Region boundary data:
* START *

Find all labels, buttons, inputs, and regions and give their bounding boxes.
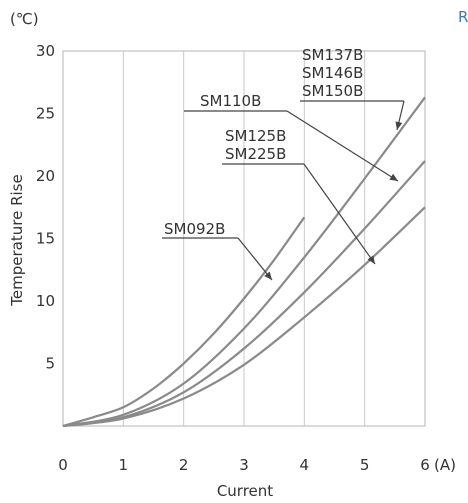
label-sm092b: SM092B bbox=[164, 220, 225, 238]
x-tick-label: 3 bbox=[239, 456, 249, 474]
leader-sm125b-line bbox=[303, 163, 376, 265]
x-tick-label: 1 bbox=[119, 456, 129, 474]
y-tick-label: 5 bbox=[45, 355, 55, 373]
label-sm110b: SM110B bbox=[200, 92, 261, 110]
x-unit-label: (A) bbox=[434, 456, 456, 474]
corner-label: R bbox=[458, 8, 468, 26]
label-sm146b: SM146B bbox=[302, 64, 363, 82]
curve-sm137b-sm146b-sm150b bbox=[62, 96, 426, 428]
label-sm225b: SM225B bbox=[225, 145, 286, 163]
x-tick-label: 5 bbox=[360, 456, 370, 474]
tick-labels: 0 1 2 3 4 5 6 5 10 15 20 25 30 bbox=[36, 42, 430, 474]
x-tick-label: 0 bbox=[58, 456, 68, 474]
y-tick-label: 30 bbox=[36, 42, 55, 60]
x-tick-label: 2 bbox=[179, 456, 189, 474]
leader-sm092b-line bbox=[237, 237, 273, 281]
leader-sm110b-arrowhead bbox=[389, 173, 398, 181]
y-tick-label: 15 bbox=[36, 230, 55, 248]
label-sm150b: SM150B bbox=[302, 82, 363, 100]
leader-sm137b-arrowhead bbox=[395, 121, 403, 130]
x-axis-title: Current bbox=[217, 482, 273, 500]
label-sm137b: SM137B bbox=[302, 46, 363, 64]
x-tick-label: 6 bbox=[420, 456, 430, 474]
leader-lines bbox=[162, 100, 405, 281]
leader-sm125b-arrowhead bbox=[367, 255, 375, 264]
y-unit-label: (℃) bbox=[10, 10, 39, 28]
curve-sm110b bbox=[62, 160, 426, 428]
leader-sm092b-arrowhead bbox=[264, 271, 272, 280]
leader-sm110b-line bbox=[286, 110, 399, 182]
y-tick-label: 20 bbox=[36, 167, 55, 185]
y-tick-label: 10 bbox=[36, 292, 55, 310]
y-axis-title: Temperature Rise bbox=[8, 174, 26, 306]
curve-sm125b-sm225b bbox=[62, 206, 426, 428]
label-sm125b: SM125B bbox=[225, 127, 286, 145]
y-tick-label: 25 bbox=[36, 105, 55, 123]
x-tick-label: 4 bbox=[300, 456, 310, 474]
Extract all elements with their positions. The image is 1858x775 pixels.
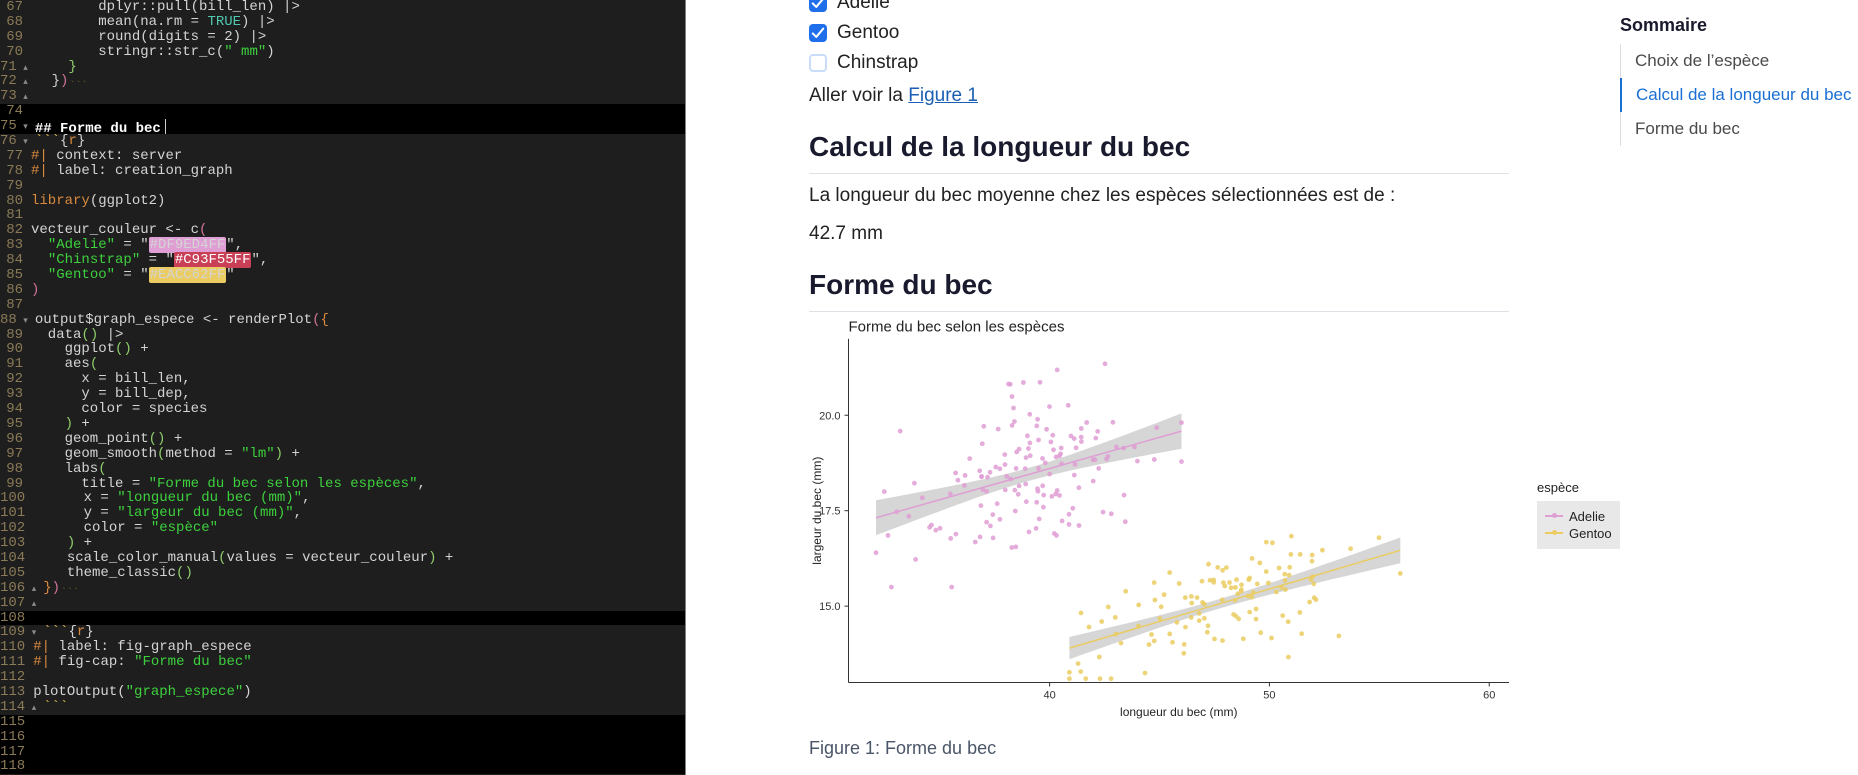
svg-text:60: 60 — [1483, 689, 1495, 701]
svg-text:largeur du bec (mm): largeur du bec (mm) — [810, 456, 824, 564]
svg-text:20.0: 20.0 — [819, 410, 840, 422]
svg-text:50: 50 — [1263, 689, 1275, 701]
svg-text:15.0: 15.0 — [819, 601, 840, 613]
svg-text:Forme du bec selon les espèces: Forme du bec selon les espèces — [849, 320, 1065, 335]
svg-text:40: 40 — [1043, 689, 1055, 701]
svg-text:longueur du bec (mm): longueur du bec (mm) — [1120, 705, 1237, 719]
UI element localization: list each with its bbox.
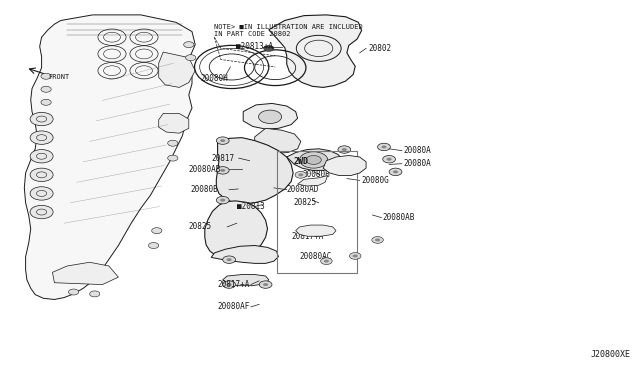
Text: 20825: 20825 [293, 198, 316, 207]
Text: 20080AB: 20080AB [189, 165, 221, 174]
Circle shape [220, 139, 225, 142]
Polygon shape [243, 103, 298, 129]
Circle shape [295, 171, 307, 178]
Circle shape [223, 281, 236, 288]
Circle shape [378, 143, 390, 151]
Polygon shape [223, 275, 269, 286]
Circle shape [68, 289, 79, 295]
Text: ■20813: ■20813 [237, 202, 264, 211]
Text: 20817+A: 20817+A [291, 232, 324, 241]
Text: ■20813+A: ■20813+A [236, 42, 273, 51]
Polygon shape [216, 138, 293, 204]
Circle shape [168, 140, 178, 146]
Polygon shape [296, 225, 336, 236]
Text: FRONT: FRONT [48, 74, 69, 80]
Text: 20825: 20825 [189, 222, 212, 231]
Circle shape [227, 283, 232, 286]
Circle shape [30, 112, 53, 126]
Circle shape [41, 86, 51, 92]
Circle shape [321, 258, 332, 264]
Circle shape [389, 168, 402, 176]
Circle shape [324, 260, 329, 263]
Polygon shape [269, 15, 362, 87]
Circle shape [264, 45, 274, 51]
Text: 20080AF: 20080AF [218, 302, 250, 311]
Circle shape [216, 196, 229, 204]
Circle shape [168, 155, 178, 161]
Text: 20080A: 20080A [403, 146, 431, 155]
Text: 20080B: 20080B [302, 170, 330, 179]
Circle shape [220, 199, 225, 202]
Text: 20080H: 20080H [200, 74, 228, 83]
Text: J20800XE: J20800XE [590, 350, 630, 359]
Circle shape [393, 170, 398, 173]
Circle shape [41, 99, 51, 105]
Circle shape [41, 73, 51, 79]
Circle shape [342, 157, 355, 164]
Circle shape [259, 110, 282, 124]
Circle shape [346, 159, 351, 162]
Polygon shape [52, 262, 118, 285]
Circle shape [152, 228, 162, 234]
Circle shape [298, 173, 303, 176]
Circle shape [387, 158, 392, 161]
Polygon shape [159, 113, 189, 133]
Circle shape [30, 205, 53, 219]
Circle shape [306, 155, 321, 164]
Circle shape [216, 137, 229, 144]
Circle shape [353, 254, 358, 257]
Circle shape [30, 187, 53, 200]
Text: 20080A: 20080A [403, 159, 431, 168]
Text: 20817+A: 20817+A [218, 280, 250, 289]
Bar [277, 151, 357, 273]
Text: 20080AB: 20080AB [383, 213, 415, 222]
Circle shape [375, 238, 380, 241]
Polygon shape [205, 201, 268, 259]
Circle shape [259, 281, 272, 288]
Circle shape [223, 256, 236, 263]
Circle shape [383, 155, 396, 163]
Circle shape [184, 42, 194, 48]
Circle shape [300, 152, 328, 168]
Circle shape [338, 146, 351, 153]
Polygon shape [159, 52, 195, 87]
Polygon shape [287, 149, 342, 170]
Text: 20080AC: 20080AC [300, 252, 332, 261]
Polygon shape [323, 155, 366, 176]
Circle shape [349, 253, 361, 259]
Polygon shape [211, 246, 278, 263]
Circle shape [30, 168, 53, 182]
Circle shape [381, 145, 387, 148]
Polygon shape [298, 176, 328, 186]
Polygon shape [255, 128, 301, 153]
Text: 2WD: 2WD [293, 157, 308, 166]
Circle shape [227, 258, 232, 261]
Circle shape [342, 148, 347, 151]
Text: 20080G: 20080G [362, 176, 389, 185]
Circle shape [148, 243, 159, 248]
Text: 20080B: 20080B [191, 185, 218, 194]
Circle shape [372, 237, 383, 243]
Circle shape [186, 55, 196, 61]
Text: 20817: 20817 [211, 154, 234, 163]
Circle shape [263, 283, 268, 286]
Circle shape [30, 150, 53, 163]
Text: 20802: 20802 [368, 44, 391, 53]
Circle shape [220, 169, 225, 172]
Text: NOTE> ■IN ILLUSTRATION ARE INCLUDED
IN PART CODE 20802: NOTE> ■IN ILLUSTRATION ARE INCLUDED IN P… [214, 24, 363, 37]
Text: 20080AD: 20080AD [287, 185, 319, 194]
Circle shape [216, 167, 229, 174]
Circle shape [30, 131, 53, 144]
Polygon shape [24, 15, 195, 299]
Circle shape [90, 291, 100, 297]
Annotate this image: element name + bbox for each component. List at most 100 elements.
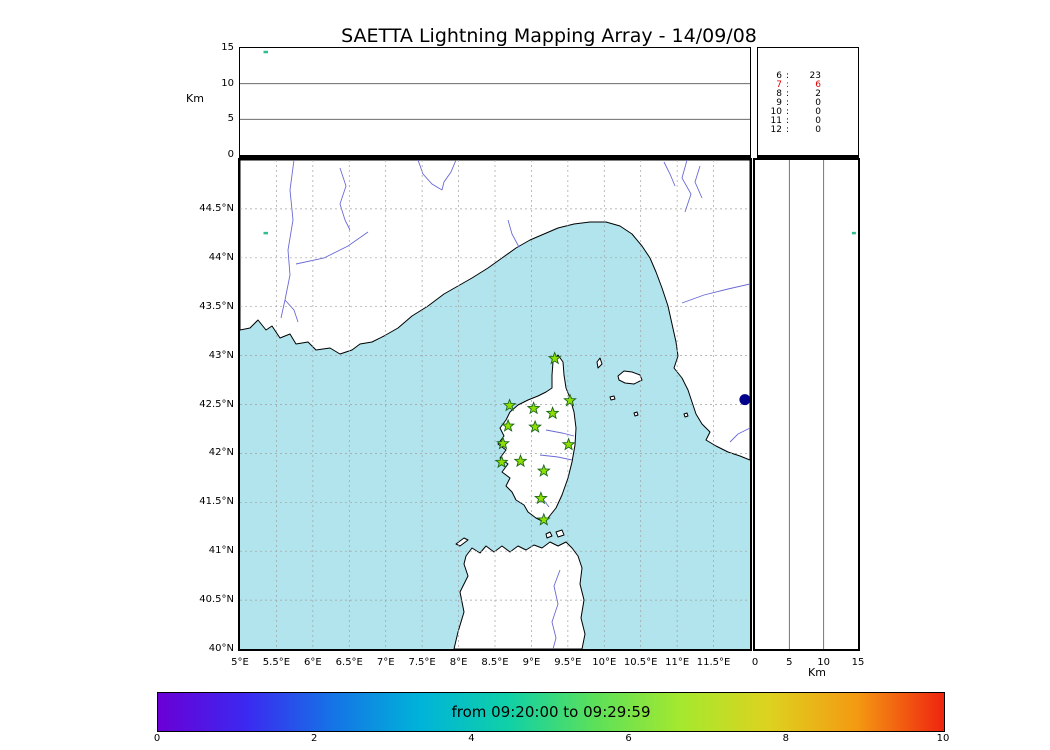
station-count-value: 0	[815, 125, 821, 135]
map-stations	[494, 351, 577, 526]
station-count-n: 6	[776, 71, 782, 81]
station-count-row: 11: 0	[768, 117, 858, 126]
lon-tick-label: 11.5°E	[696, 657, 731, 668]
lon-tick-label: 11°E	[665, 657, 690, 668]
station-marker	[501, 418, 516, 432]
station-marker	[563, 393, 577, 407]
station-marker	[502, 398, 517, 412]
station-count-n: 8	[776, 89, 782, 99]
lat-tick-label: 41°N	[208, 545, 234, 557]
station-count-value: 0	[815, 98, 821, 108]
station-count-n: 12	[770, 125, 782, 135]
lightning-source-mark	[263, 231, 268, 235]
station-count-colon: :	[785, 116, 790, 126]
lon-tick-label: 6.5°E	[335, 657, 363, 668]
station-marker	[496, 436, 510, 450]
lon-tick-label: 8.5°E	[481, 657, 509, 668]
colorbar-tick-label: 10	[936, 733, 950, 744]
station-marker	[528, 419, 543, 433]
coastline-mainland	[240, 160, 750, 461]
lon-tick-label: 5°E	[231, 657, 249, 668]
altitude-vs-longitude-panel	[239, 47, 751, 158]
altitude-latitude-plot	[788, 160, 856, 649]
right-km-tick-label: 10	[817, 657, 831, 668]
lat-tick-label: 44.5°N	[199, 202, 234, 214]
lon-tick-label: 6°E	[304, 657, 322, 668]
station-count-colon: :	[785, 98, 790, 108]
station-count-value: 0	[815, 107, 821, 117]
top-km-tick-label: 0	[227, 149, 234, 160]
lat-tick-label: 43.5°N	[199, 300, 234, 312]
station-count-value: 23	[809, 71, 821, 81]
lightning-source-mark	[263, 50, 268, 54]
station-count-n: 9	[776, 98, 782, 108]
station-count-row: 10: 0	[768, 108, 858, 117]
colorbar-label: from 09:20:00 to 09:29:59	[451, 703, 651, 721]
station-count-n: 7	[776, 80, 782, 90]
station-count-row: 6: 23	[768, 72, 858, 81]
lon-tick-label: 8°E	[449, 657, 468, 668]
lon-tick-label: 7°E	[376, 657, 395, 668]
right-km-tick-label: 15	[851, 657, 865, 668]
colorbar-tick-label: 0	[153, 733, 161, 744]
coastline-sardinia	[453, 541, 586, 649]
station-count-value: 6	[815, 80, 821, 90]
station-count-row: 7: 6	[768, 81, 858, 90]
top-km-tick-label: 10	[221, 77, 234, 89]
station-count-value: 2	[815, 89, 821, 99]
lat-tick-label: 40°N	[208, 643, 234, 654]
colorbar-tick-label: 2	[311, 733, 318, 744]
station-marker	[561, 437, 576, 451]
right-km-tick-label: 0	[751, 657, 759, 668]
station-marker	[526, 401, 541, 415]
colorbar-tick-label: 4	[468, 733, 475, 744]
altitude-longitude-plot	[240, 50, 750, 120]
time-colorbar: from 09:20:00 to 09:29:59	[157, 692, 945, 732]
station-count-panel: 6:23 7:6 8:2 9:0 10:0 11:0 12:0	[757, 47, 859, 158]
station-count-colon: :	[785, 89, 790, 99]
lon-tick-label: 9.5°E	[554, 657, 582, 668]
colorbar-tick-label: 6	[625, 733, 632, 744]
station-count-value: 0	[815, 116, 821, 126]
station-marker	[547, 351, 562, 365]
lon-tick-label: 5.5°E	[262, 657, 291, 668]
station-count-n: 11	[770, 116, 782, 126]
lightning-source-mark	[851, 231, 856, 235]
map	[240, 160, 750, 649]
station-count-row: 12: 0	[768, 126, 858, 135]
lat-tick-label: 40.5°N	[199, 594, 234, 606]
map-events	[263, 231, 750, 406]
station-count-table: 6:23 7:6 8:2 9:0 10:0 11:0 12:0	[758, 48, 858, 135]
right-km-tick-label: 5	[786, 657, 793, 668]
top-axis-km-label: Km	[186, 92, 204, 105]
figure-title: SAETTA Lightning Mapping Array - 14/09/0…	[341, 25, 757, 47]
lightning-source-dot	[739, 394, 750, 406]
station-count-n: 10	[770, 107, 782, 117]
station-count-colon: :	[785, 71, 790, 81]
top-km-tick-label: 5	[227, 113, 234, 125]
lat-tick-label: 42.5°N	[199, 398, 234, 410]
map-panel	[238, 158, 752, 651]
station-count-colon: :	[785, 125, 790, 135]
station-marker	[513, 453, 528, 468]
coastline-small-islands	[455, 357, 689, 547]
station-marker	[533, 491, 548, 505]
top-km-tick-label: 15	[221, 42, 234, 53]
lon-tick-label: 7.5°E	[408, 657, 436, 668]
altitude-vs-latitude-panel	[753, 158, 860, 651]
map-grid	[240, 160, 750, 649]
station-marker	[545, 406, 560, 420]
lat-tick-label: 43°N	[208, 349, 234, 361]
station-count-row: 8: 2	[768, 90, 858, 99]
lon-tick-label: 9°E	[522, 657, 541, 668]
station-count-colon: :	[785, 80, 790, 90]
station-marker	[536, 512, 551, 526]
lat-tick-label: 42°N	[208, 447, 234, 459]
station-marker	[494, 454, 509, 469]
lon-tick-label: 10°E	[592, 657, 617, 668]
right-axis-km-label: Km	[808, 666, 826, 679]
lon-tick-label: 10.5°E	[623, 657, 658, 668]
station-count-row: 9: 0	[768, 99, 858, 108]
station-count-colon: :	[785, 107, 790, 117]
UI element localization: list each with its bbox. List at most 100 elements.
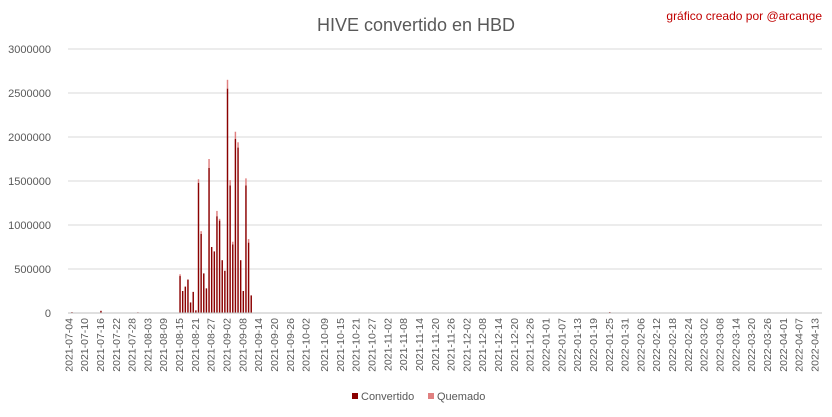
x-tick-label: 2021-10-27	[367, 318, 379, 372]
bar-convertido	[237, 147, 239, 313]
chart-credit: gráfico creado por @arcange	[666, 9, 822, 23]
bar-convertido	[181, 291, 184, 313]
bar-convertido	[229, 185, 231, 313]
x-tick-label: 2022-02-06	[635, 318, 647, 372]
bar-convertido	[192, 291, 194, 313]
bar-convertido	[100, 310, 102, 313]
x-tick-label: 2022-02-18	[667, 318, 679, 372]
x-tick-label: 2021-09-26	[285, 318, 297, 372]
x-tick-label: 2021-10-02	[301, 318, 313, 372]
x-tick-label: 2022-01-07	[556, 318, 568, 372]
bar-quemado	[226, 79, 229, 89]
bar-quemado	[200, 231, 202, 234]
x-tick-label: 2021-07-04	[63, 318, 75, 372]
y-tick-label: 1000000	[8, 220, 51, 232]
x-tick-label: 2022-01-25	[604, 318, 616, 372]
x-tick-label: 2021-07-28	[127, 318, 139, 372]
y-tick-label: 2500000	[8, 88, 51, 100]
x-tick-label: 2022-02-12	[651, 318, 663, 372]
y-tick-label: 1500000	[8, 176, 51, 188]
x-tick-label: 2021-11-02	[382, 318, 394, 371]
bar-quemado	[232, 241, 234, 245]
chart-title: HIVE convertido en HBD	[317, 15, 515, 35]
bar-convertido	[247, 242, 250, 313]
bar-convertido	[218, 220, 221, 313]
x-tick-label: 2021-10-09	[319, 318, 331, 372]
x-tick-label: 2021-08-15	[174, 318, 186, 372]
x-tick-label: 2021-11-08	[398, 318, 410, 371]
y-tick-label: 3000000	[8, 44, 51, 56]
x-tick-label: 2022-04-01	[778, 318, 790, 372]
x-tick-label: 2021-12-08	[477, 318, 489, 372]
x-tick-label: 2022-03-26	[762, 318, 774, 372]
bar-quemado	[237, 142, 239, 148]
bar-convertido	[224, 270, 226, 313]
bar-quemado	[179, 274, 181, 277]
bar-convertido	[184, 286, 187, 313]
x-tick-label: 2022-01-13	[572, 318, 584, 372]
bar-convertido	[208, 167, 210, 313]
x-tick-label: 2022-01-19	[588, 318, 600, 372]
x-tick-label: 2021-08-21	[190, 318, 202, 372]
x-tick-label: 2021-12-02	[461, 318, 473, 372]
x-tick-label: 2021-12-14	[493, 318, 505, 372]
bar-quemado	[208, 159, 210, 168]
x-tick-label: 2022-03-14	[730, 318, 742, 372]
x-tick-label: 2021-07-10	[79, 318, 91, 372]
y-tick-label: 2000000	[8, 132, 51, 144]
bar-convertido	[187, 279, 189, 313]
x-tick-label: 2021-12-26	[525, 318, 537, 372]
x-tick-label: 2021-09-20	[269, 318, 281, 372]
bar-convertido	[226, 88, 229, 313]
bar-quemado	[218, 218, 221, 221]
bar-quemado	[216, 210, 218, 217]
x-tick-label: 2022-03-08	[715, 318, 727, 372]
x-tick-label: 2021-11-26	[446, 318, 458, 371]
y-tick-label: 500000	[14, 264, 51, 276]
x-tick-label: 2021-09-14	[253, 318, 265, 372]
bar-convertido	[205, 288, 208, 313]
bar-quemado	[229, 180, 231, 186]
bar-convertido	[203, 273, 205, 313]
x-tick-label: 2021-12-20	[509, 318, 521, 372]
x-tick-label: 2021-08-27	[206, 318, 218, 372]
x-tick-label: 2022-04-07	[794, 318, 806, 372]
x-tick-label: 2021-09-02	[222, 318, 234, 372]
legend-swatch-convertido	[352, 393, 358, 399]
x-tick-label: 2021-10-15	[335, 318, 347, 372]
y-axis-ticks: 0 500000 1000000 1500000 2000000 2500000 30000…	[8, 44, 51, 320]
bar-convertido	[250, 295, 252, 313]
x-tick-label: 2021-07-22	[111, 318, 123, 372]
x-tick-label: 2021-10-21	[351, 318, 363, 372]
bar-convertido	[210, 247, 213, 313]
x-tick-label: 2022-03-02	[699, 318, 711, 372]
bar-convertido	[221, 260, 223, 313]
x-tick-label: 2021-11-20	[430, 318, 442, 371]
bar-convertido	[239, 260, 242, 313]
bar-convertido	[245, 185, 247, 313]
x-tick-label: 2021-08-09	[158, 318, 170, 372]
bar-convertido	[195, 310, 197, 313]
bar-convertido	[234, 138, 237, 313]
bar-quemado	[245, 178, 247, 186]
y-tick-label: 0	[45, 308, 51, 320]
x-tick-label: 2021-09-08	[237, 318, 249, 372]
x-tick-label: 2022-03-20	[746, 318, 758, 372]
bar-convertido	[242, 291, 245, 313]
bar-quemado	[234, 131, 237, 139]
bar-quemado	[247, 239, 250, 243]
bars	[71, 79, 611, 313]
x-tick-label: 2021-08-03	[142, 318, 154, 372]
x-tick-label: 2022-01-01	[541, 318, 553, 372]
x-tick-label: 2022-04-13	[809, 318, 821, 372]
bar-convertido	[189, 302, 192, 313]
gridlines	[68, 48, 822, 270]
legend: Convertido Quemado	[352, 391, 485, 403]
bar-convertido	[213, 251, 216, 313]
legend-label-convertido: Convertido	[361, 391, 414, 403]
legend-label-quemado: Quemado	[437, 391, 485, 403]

* END *

> **EXERCISE**: Return the lines from the line with "label-sm092b: SM092B bbox=[164, 220, 225, 238]" to the line with "label-sm110b: SM110B bbox=[200, 92, 261, 110]", both included, with nothing changed.

> **EXERCISE RESPONSE**:
label-sm092b: SM092B bbox=[164, 220, 225, 238]
x-tick-label: 3 bbox=[239, 456, 249, 474]
leader-sm125b-line bbox=[303, 163, 376, 265]
x-tick-label: 1 bbox=[119, 456, 129, 474]
y-tick-label: 5 bbox=[45, 355, 55, 373]
label-sm110b: SM110B bbox=[200, 92, 261, 110]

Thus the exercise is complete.